Data excerpts
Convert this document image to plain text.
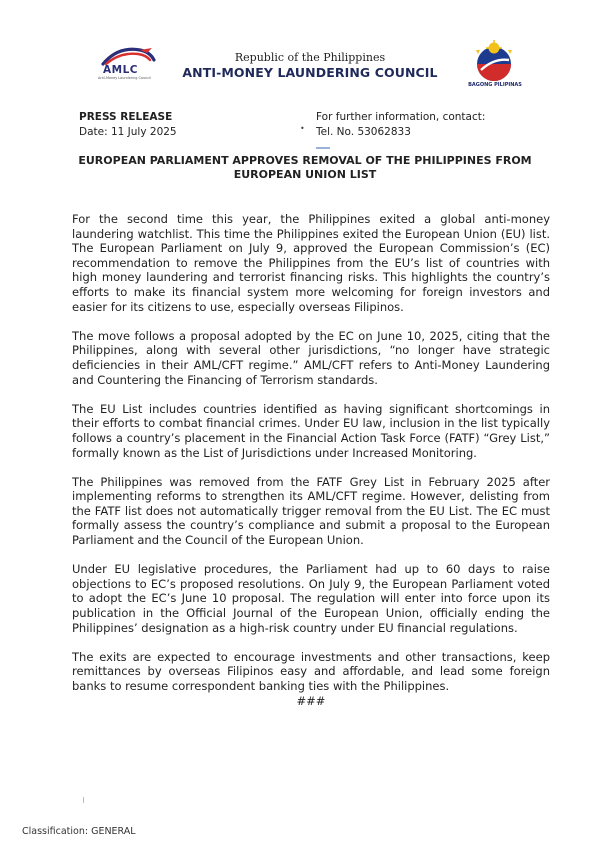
AMLC
Anti-Money Laundering Council
Republic of the Philippines
ANTI-MONEY LAUNDERING COUNCIL
BAGONG PILIPINAS
PRESS RELEASE
Date: 11 July 2025	•
For further information, contact:
Tel. No. 53062833
EUROPEAN PARLIAMENT APPROVES REMOVAL OF THE PHILIPPINES FROM EUROPEAN UNION LIST

For the second time this year, the Philippines exited a global anti-money laundering watchlist. This time the Philippines exited the European Union (EU) list. The European Parliament on July 9, approved the European Commission’s (EC) recommendation to remove the Philippines from the EU’s list of countries with high money laundering and terrorist financing risks. This highlights the country’s efforts to make its financial system more welcoming for foreign investors and easier for its citizens to use, especially overseas Filipinos.

The move follows a proposal adopted by the EC on June 10, 2025, citing that the Philippines, along with several other jurisdictions, “no longer have strategic deficiencies in their AML/CFT regime.” AML/CFT refers to Anti-Money Laundering and Countering the Financing of Terrorism standards.

The EU List includes countries identified as having significant shortcomings in their efforts to combat financial crimes. Under EU law, inclusion in the list typically follows a country’s placement in the Financial Action Task Force (FATF) “Grey List,” formally known as the List of Jurisdictions under Increased Monitoring.

The Philippines was removed from the FATF Grey List in February 2025 after implementing reforms to strengthen its AML/CFT regime. However, delisting from the FATF list does not automatically trigger removal from the EU List. The EC must formally assess the country’s compliance and submit a proposal to the European Parliament and the Council of the European Union.

Under EU legislative procedures, the Parliament had up to 60 days to raise objections to EC’s proposed resolutions. On July 9, the European Parliament voted to adopt the EC’s June 10 proposal. The regulation will enter into force upon its publication in the Official Journal of the European Union, officially ending the Philippines’ designation as a high-risk country under EU financial regulations.

The exits are expected to encourage investments and other transactions, keep remittances by overseas Filipinos easy and affordable, and lead some foreign banks to resume correspondent banking ties with the Philippines.

###
Classification: GENERAL
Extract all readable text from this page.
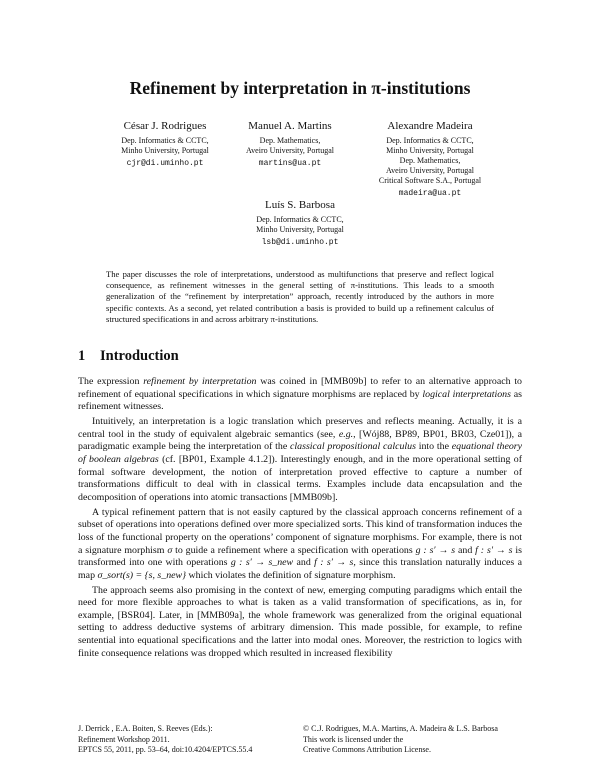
Refinement by interpretation in π-institutions
César J. Rodrigues
Dep. Informatics & CCTC,
Minho University, Portugal
cjr@di.uminho.pt
Manuel A. Martins
Dep. Mathematics,
Aveiro University, Portugal
martins@ua.pt
Alexandre Madeira
Dep. Informatics & CCTC,
Minho University, Portugal
Dep. Mathematics,
Aveiro University, Portugal
Critical Software S.A., Portugal
madeira@ua.pt
Luís S. Barbosa
Dep. Informatics & CCTC,
Minho University, Portugal
lsb@di.uminho.pt
The paper discusses the role of interpretations, understood as multifunctions that preserve and reflect logical consequence, as refinement witnesses in the general setting of π-institutions. This leads to a smooth generalization of the “refinement by interpretation” approach, recently introduced by the authors in more specific contexts. As a second, yet related contribution a basis is provided to build up a refinement calculus of structured specifications in and across arbitrary π-institutions.
1 Introduction

The expression refinement by interpretation was coined in [MMB09b] to refer to an alternative approach to refinement of equational specifications in which signature morphisms are replaced by logical interpretations as refinement witnesses.

Intuitively, an interpretation is a logic translation which preserves and reflects meaning. Actually, it is a central tool in the study of equivalent algebraic semantics (see, e.g., [Wój88, BP89, BP01, BR03, Cze01]), a paradigmatic example being the interpretation of the classical propositional calculus into the equational theory of boolean algebras (cf. [BP01, Example 4.1.2]). Interestingly enough, and in the more operational setting of formal software development, the notion of interpretation proved effective to capture a number of transformations difficult to deal with in classical terms. Examples include data encapsulation and the decomposition of operations into atomic transactions [MMB09b].

A typical refinement pattern that is not easily captured by the classical approach concerns refinement of a subset of operations into operations defined over more specialized sorts. This kind of transformation induces the loss of the functional property on the operations’ component of signature morphisms. For example, there is not a signature morphism σ to guide a refinement where a specification with operations g : s′ → s and f : s′ → s is transformed into one with operations g : s′ → s_new and f : s′ → s, since this translation naturally induces a map σ_sort(s) = {s, s_new} which violates the definition of signature morphism.

The approach seems also promising in the context of new, emerging computing paradigms which entail the need for more flexible approaches to what is taken as a valid transformation of specifications, as in, for example, [BSR04]. Later, in [MMB09a], the whole framework was generalized from the original equational setting to address deductive systems of arbitrary dimension. This made possible, for example, to refine sentential into equational specifications and the latter into modal ones. Moreover, the restriction to logics with finite consequence relations was dropped which resulted in increased flexibility

J. Derrick , E.A. Boiten, S. Reeves (Eds.):
Refinement Workshop 2011.
EPTCS 55, 2011, pp. 53–64, doi:10.4204/EPTCS.55.4
© C.J. Rodrigues, M.A. Martins, A. Madeira & L.S. Barbosa
This work is licensed under the
Creative Commons Attribution License.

▶ **Written exercise**: Track down the lines that include the word "FATF" and copy them.

▶ **Response to the task**:
The EU List includes countries identified as having significant shortcomings in their efforts to combat financial crimes. Under EU law, inclusion in the list typically follows a country’s placement in the Financial Action Task Force (FATF) “Grey List,” formally known as the List of Jurisdictions under Increased Monitoring.
The Philippines was removed from the FATF Grey List in February 2025 after implementing reforms to strengthen its AML/CFT regime. However, delisting from the FATF list does not automatically trigger removal from the EU List. The EC must formally assess the country’s compliance and submit a proposal to the European Parliament and the Council of the European Union.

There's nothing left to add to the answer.